**Given problem:** Emit the data below verbatim, stripping out any pictures.

**Given data:**

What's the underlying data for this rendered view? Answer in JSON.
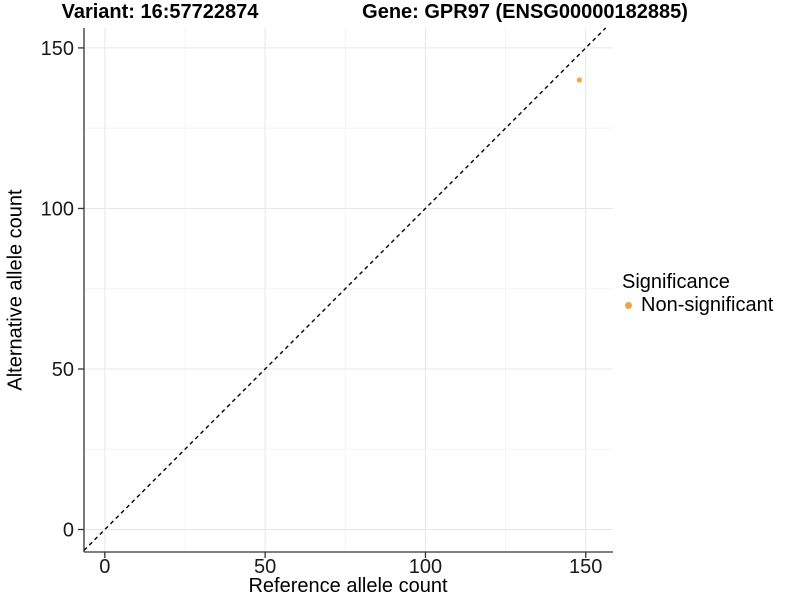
{
  "chart_data": {
    "type": "scatter",
    "titles": {
      "left": "Variant: 16:57722874",
      "right": "Gene: GPR97 (ENSG00000182885)"
    },
    "xlabel": "Reference allele count",
    "ylabel": "Alternative allele count",
    "xlim": [
      -6.5,
      158.5
    ],
    "ylim": [
      -7,
      156.2
    ],
    "x_ticks": [
      0,
      50,
      100,
      150
    ],
    "y_ticks": [
      0,
      50,
      100,
      150
    ],
    "x_minor_ticks": [
      25,
      75,
      125
    ],
    "y_minor_ticks": [
      25,
      75,
      125
    ],
    "grid": {
      "on": true,
      "major_color": "#E7E7E7",
      "minor_color": "#F4F4F4"
    },
    "axis": {
      "line_color": "#333333",
      "tick_color": "#333333",
      "tick_label_color": "#1A1A1A",
      "label_color": "#000000"
    },
    "identity_line": {
      "equation": "y = x",
      "style": "dashed",
      "color": "#000000"
    },
    "series": [
      {
        "name": "Non-significant",
        "color": "#F9A242",
        "point_radius": 2.6,
        "points": [
          {
            "x": 148,
            "y": 140
          }
        ]
      }
    ],
    "legend": {
      "title": "Significance",
      "position": "right",
      "entries": [
        {
          "label": "Non-significant",
          "color": "#F9A242",
          "marker": "circle"
        }
      ]
    }
  }
}
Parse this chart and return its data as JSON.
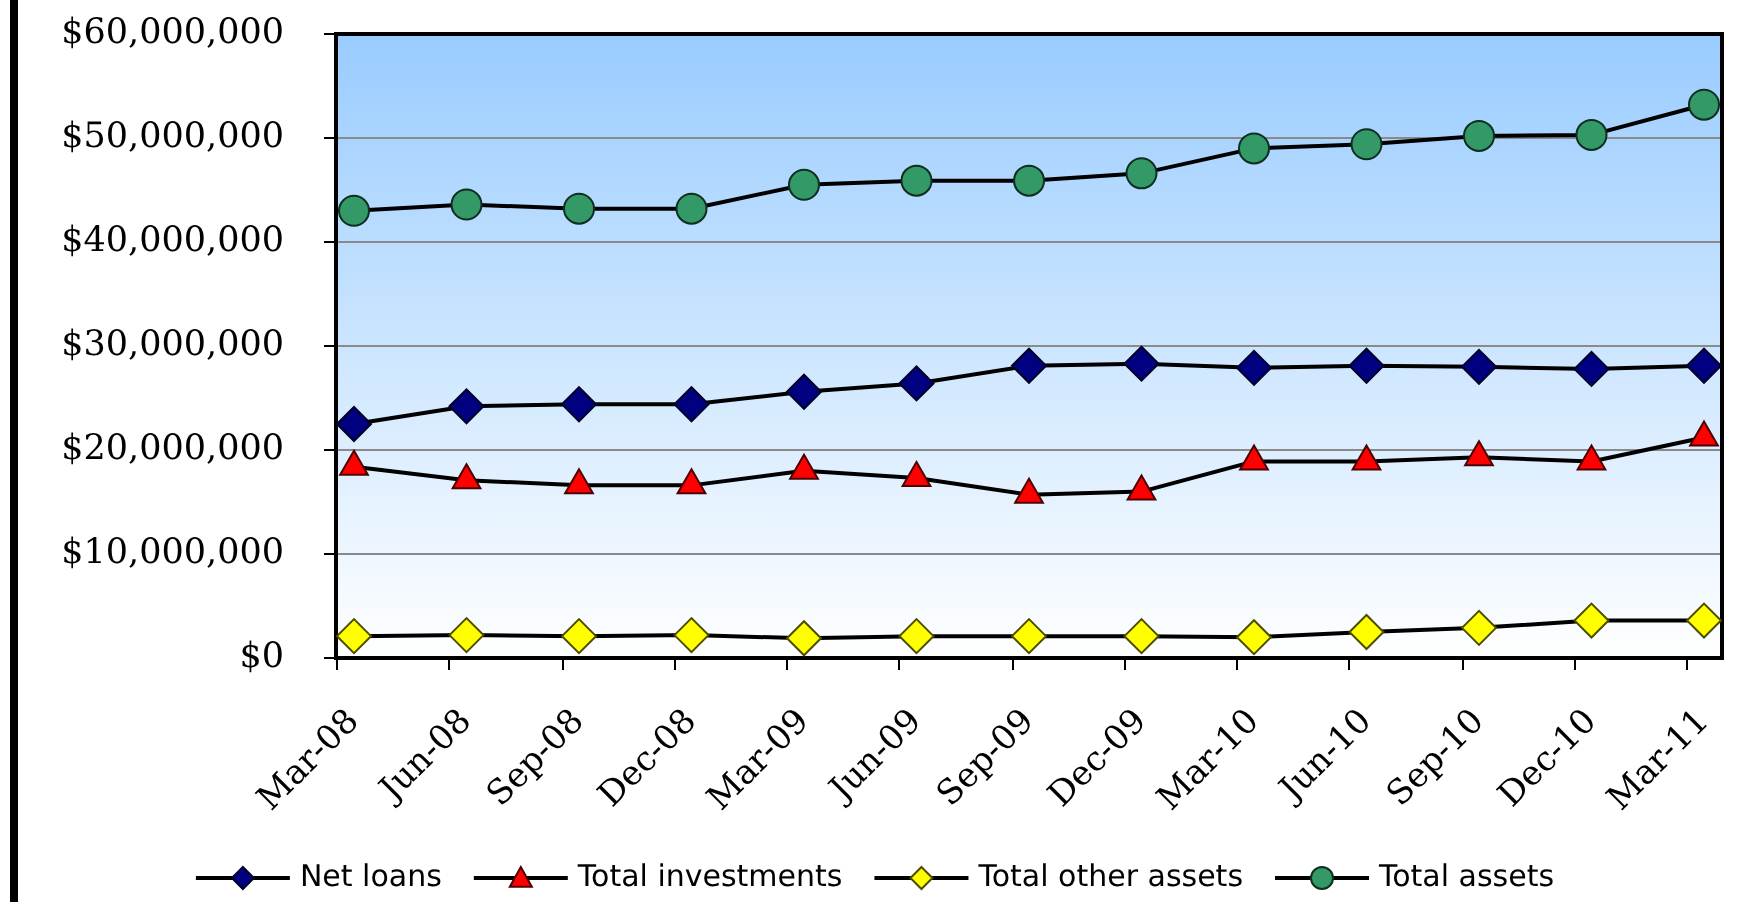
{
  "chart_data": {
    "type": "line",
    "categories": [
      "Mar-08",
      "Jun-08",
      "Sep-08",
      "Dec-08",
      "Mar-09",
      "Jun-09",
      "Sep-09",
      "Dec-09",
      "Mar-10",
      "Jun-10",
      "Sep-10",
      "Dec-10",
      "Mar-11"
    ],
    "series": [
      {
        "name": "Net loans",
        "color": "#000080",
        "marker": "diamond",
        "values": [
          22500000,
          24200000,
          24400000,
          24400000,
          25600000,
          26400000,
          28100000,
          28300000,
          27900000,
          28100000,
          28000000,
          27800000,
          28100000
        ]
      },
      {
        "name": "Total investments",
        "color": "#ff0000",
        "marker": "triangle",
        "values": [
          18400000,
          17100000,
          16600000,
          16600000,
          18000000,
          17300000,
          15700000,
          16000000,
          18900000,
          18900000,
          19300000,
          18900000,
          21200000
        ]
      },
      {
        "name": "Total other assets",
        "color": "#ffff00",
        "marker": "diamond",
        "values": [
          2100000,
          2200000,
          2100000,
          2200000,
          1900000,
          2100000,
          2100000,
          2100000,
          2000000,
          2500000,
          2900000,
          3600000,
          3600000
        ]
      },
      {
        "name": "Total assets",
        "color": "#339966",
        "marker": "circle",
        "values": [
          43000000,
          43600000,
          43200000,
          43200000,
          45500000,
          45900000,
          45900000,
          46600000,
          49000000,
          49400000,
          50200000,
          50300000,
          53200000
        ]
      }
    ],
    "ylim": [
      0,
      60000000
    ],
    "yticks": [
      {
        "value": 0,
        "label": "$0"
      },
      {
        "value": 10000000,
        "label": "$10,000,000"
      },
      {
        "value": 20000000,
        "label": "$20,000,000"
      },
      {
        "value": 30000000,
        "label": "$30,000,000"
      },
      {
        "value": 40000000,
        "label": "$40,000,000"
      },
      {
        "value": 50000000,
        "label": "$50,000,000"
      },
      {
        "value": 60000000,
        "label": "$60,000,000"
      }
    ],
    "grid": "y",
    "legend": "bottom"
  }
}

**Task output:**
What's the underlying data for this rendered view? Answer in JSON.
{
  "chart_data": {
    "type": "scatter",
    "titles": {
      "left": "Variant: 16:57722874",
      "right": "Gene: GPR97 (ENSG00000182885)"
    },
    "xlabel": "Reference allele count",
    "ylabel": "Alternative allele count",
    "xlim": [
      -6.5,
      158.5
    ],
    "ylim": [
      -7,
      156.2
    ],
    "x_ticks": [
      0,
      50,
      100,
      150
    ],
    "y_ticks": [
      0,
      50,
      100,
      150
    ],
    "x_minor_ticks": [
      25,
      75,
      125
    ],
    "y_minor_ticks": [
      25,
      75,
      125
    ],
    "grid": {
      "on": true,
      "major_color": "#E7E7E7",
      "minor_color": "#F4F4F4"
    },
    "axis": {
      "line_color": "#333333",
      "tick_color": "#333333",
      "tick_label_color": "#1A1A1A",
      "label_color": "#000000"
    },
    "identity_line": {
      "equation": "y = x",
      "style": "dashed",
      "color": "#000000"
    },
    "series": [
      {
        "name": "Non-significant",
        "color": "#F9A242",
        "point_radius": 2.6,
        "points": [
          {
            "x": 148,
            "y": 140
          }
        ]
      }
    ],
    "legend": {
      "title": "Significance",
      "position": "right",
      "entries": [
        {
          "label": "Non-significant",
          "color": "#F9A242",
          "marker": "circle"
        }
      ]
    }
  }
}
Parse this chart and return its data as JSON.
{
  "chart_data": {
    "type": "line",
    "categories": [
      "Mar-08",
      "Jun-08",
      "Sep-08",
      "Dec-08",
      "Mar-09",
      "Jun-09",
      "Sep-09",
      "Dec-09",
      "Mar-10",
      "Jun-10",
      "Sep-10",
      "Dec-10",
      "Mar-11"
    ],
    "series": [
      {
        "name": "Net loans",
        "color": "#000080",
        "marker": "diamond",
        "values": [
          22500000,
          24200000,
          24400000,
          24400000,
          25600000,
          26400000,
          28100000,
          28300000,
          27900000,
          28100000,
          28000000,
          27800000,
          28100000
        ]
      },
      {
        "name": "Total investments",
        "color": "#ff0000",
        "marker": "triangle",
        "values": [
          18400000,
          17100000,
          16600000,
          16600000,
          18000000,
          17300000,
          15700000,
          16000000,
          18900000,
          18900000,
          19300000,
          18900000,
          21200000
        ]
      },
      {
        "name": "Total other assets",
        "color": "#ffff00",
        "marker": "diamond",
        "values": [
          2100000,
          2200000,
          2100000,
          2200000,
          1900000,
          2100000,
          2100000,
          2100000,
          2000000,
          2500000,
          2900000,
          3600000,
          3600000
        ]
      },
      {
        "name": "Total assets",
        "color": "#339966",
        "marker": "circle",
        "values": [
          43000000,
          43600000,
          43200000,
          43200000,
          45500000,
          45900000,
          45900000,
          46600000,
          49000000,
          49400000,
          50200000,
          50300000,
          53200000
        ]
      }
    ],
    "ylim": [
      0,
      60000000
    ],
    "yticks": [
      {
        "value": 0,
        "label": "$0"
      },
      {
        "value": 10000000,
        "label": "$10,000,000"
      },
      {
        "value": 20000000,
        "label": "$20,000,000"
      },
      {
        "value": 30000000,
        "label": "$30,000,000"
      },
      {
        "value": 40000000,
        "label": "$40,000,000"
      },
      {
        "value": 50000000,
        "label": "$50,000,000"
      },
      {
        "value": 60000000,
        "label": "$60,000,000"
      }
    ],
    "grid": "y",
    "legend": "bottom"
  }
}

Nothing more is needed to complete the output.